Exercise prompt
Using the listing below, report all lines holding the word "Maria".

Stored rows
----

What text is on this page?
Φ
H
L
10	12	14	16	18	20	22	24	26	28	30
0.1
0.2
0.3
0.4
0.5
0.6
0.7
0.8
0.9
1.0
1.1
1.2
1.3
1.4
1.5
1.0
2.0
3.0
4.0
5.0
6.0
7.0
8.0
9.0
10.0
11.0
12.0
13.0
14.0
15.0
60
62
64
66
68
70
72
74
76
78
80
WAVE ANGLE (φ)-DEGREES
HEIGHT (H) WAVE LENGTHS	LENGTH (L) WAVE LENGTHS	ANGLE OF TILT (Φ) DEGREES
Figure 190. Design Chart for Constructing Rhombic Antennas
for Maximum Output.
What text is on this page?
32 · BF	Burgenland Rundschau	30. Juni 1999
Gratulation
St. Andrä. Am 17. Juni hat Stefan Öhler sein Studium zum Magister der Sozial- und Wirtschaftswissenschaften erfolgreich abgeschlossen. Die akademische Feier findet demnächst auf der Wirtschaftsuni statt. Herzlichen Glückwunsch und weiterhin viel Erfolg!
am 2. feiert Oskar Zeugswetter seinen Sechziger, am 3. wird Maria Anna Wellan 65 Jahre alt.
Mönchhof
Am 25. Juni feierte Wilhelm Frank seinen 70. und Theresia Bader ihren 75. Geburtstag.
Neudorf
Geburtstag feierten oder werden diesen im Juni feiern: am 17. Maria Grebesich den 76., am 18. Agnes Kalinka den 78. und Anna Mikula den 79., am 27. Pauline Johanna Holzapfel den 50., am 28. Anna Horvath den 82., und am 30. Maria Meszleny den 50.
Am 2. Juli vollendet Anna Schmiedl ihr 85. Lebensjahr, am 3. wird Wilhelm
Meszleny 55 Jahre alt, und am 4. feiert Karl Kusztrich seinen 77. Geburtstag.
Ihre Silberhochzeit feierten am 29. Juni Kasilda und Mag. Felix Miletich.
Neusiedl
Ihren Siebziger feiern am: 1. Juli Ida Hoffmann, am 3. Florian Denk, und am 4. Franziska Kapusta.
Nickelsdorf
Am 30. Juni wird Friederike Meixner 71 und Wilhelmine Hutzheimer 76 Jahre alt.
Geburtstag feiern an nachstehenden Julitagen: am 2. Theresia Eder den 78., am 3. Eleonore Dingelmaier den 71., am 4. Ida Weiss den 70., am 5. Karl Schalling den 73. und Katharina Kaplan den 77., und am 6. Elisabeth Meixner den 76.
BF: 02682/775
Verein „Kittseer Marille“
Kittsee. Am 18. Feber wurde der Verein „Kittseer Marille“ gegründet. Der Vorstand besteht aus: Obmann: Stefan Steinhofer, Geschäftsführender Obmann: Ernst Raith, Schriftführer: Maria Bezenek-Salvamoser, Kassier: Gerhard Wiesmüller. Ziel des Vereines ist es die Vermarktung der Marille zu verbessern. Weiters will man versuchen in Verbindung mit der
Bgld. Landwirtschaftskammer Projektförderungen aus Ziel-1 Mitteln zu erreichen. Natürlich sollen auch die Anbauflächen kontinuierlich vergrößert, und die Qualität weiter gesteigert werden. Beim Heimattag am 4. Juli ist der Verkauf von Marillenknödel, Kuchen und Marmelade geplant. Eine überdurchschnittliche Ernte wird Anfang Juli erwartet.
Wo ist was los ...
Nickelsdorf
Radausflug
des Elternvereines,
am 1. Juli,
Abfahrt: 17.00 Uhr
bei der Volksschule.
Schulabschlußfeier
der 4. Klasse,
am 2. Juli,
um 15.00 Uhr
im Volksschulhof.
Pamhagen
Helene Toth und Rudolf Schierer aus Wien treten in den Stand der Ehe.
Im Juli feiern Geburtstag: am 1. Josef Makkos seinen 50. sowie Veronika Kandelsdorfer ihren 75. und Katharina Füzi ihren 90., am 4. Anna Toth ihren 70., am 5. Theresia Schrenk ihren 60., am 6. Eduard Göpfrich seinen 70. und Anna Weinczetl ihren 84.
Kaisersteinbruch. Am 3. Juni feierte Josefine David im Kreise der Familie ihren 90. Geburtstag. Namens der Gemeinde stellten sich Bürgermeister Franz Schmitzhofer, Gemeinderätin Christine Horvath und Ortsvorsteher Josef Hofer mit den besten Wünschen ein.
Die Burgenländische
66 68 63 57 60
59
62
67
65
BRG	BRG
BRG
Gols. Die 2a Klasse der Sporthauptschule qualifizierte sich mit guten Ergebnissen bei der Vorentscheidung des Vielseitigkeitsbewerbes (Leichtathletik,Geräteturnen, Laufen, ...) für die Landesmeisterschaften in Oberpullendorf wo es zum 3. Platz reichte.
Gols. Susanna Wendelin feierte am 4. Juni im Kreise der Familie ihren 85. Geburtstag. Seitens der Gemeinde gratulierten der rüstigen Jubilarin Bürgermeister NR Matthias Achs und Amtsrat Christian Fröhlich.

----

Final result
am 2. feiert Oskar Zeugswetter seinen Sechziger, am 3. wird Maria Anna Wellan 65 Jahre alt.
Geburtstag feierten oder werden diesen im Juni feiern: am 17. Maria Grebesich den 76., am 18. Agnes Kalinka den 78. und Anna Mikula den 79., am 27. Pauline Johanna Holzapfel den 50., am 28. Anna Horvath den 82., und am 30. Maria Meszleny den 50.
Kittsee. Am 18. Feber wurde der Verein „Kittseer Marille“ gegründet. Der Vorstand besteht aus: Obmann: Stefan Steinhofer, Geschäftsführender Obmann: Ernst Raith, Schriftführer: Maria Bezenek-Salvamoser, Kassier: Gerhard Wiesmüller. Ziel des Vereines ist es die Vermarktung der Marille zu verbessern. Weiters will man versuchen in Verbindung mit der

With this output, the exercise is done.